_Figure collection entries:_
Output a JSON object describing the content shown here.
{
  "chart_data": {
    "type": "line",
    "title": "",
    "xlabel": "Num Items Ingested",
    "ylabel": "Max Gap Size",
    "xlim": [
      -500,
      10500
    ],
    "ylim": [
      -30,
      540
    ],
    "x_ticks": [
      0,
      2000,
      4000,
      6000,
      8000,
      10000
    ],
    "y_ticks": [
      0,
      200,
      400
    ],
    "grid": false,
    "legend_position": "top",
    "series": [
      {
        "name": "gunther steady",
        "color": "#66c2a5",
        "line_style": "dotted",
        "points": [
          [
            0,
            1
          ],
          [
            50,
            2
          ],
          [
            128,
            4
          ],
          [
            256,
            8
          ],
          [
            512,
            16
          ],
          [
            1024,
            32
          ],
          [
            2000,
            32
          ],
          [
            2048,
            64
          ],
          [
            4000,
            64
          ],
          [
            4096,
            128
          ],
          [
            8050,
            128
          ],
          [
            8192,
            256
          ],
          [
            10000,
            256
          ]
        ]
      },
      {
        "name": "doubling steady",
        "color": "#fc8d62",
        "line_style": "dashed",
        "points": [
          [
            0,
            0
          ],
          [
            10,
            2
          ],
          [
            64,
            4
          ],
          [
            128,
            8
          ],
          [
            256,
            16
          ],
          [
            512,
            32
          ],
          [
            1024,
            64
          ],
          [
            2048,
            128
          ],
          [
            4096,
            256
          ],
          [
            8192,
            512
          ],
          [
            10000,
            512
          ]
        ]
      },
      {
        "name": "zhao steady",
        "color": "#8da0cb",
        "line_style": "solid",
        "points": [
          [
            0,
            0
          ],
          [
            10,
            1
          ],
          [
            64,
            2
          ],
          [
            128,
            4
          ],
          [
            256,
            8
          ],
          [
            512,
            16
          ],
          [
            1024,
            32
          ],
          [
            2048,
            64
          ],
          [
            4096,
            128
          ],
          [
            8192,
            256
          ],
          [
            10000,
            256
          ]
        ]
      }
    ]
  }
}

_Task statement:_ What is the number of lines in the data that hold the word "color"? Reply with that number and nothing else.

_Worked answer:_ 3